* **WHAT NEEDS TO BE DONE**: Copy out every record below exactly as written, but leave out any pictures.
━━━━━━━━━━━━━━━━━━━━
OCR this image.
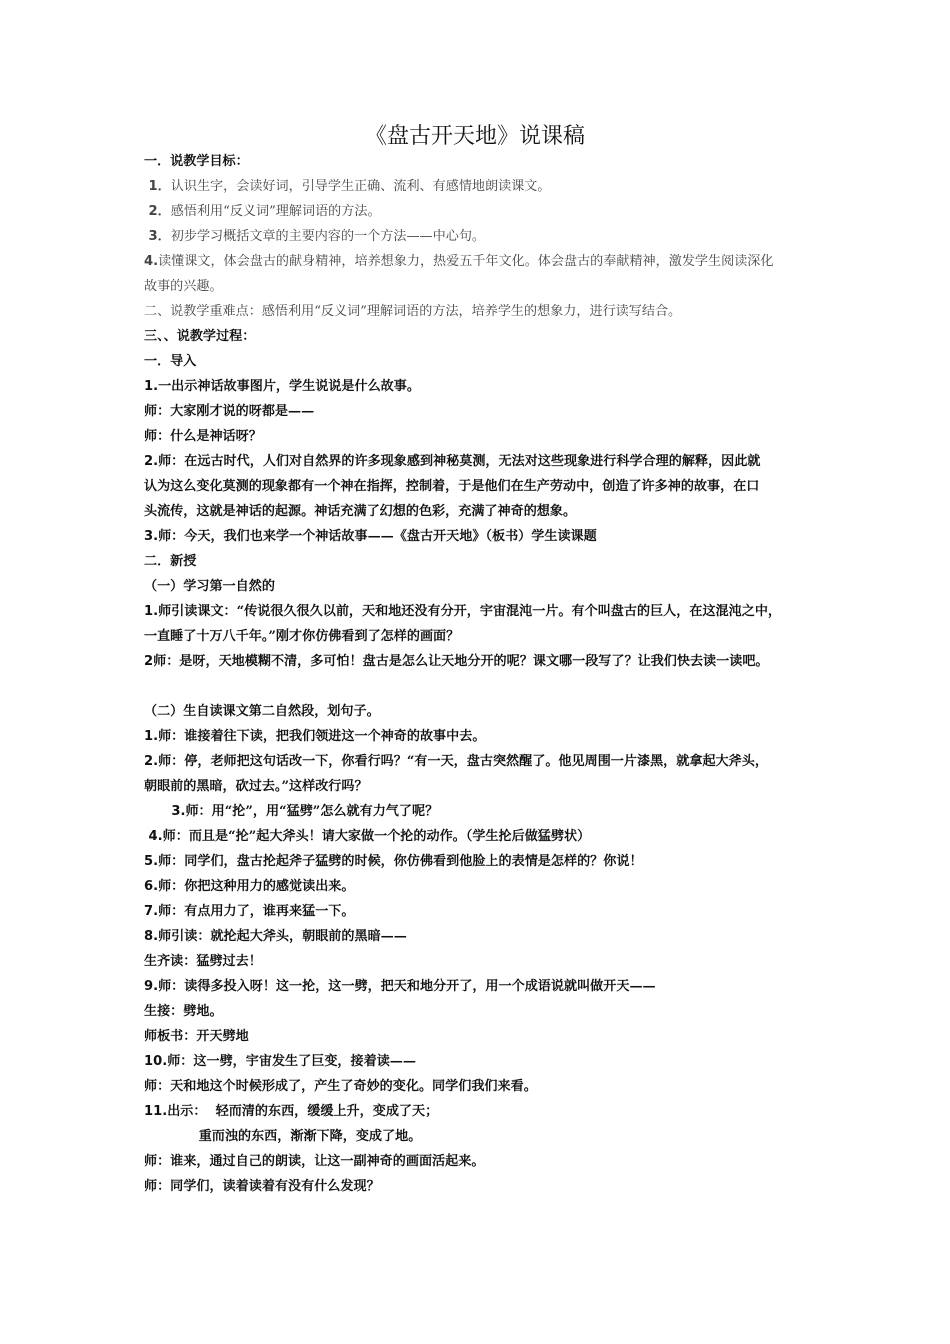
《盘古开天地》说课稿
一．说教学目标：
1．认识生字，会读好词，引导学生正确、流利、有感情地朗读课文。
2．感悟利用“反义词”理解词语的方法。
3．初步学习概括文章的主要内容的一个方法——中心句。
4.读懂课文，体会盘古的献身精神，培养想象力，热爱五千年文化。体会盘古的奉献精神，激发学生阅读深化
故事的兴趣。
二、说教学重难点：感悟利用“反义词”理解词语的方法，培养学生的想象力，进行读写结合。
三、、说教学过程：
一．导入
1.一出示神话故事图片，学生说说是什么故事。
师：大家刚才说的呀都是——
师：什么是神话呀？
2.师：在远古时代，人们对自然界的许多现象感到神秘莫测，无法对这些现象进行科学合理的解释，因此就
认为这么变化莫测的现象都有一个神在指挥，控制着，于是他们在生产劳动中，创造了许多神的故事，在口
头流传，这就是神话的起源。神话充满了幻想的色彩，充满了神奇的想象。
3.师：今天，我们也来学一个神话故事——《盘古开天地》（板书）学生读课题
二．新授
（一）学习第一自然的
1.师引读课文：“传说很久很久以前，天和地还没有分开，宇宙混沌一片。有个叫盘古的巨人，在这混沌之中，
一直睡了十万八千年。”刚才你仿佛看到了怎样的画面？
2师：是呀，天地模糊不清，多可怕！盘古是怎么让天地分开的呢？课文哪一段写了？让我们快去读一读吧。
（二）生自读课文第二自然段，划句子。
1.师：谁接着往下读，把我们领进这一个神奇的故事中去。
2.师：停，老师把这句话改一下，你看行吗？“有一天，盘古突然醒了。他见周围一片漆黑，就拿起大斧头，
朝眼前的黑暗，砍过去。”这样改行吗？
3.师：用“抡”，用“猛劈”怎么就有力气了呢？
4.师：而且是“抡”起大斧头！请大家做一个抡的动作。（学生抡后做猛劈状）
5.师：同学们，盘古抡起斧子猛劈的时候，你仿佛看到他脸上的表情是怎样的？你说！
6.师：你把这种用力的感觉读出来。
7.师：有点用力了，谁再来猛一下。
8.师引读：就抡起大斧头，朝眼前的黑暗——
生齐读：猛劈过去！
9.师：读得多投入呀！这一抡，这一劈，把天和地分开了，用一个成语说就叫做开天——
生接：劈地。
师板书：开天劈地
10.师：这一劈，宇宙发生了巨变，接着读——
师：天和地这个时候形成了，产生了奇妙的变化。同学们我们来看。
11.出示：  轻而清的东西，缓缓上升，变成了天；
重而浊的东西，渐渐下降，变成了地。
师：谁来，通过自己的朗读，让这一副神奇的画面活起来。
师：同学们，读着读着有没有什么发现？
━━━━━━━━━━━━━━━━━━━━
* **TASK RESULT**:
OCR this image.
《盘古开天地》说课稿
一．说教学目标：
1．认识生字，会读好词，引导学生正确、流利、有感情地朗读课文。
2．感悟利用“反义词”理解词语的方法。
3．初步学习概括文章的主要内容的一个方法——中心句。
4.读懂课文，体会盘古的献身精神，培养想象力，热爱五千年文化。体会盘古的奉献精神，激发学生阅读深化
故事的兴趣。
二、说教学重难点：感悟利用“反义词”理解词语的方法，培养学生的想象力，进行读写结合。
三、、说教学过程：
一．导入
1.一出示神话故事图片，学生说说是什么故事。
师：大家刚才说的呀都是——
师：什么是神话呀？
2.师：在远古时代，人们对自然界的许多现象感到神秘莫测，无法对这些现象进行科学合理的解释，因此就
认为这么变化莫测的现象都有一个神在指挥，控制着，于是他们在生产劳动中，创造了许多神的故事，在口
头流传，这就是神话的起源。神话充满了幻想的色彩，充满了神奇的想象。
3.师：今天，我们也来学一个神话故事——《盘古开天地》（板书）学生读课题
二．新授
（一）学习第一自然的
1.师引读课文：“传说很久很久以前，天和地还没有分开，宇宙混沌一片。有个叫盘古的巨人，在这混沌之中，
一直睡了十万八千年。”刚才你仿佛看到了怎样的画面？
2师：是呀，天地模糊不清，多可怕！盘古是怎么让天地分开的呢？课文哪一段写了？让我们快去读一读吧。
（二）生自读课文第二自然段，划句子。
1.师：谁接着往下读，把我们领进这一个神奇的故事中去。
2.师：停，老师把这句话改一下，你看行吗？“有一天，盘古突然醒了。他见周围一片漆黑，就拿起大斧头，
朝眼前的黑暗，砍过去。”这样改行吗？
3.师：用“抡”，用“猛劈”怎么就有力气了呢？
4.师：而且是“抡”起大斧头！请大家做一个抡的动作。（学生抡后做猛劈状）
5.师：同学们，盘古抡起斧子猛劈的时候，你仿佛看到他脸上的表情是怎样的？你说！
6.师：你把这种用力的感觉读出来。
7.师：有点用力了，谁再来猛一下。
8.师引读：就抡起大斧头，朝眼前的黑暗——
生齐读：猛劈过去！
9.师：读得多投入呀！这一抡，这一劈，把天和地分开了，用一个成语说就叫做开天——
生接：劈地。
师板书：开天劈地
10.师：这一劈，宇宙发生了巨变，接着读——
师：天和地这个时候形成了，产生了奇妙的变化。同学们我们来看。
11.出示：  轻而清的东西，缓缓上升，变成了天；
重而浊的东西，渐渐下降，变成了地。
师：谁来，通过自己的朗读，让这一副神奇的画面活起来。
师：同学们，读着读着有没有什么发现？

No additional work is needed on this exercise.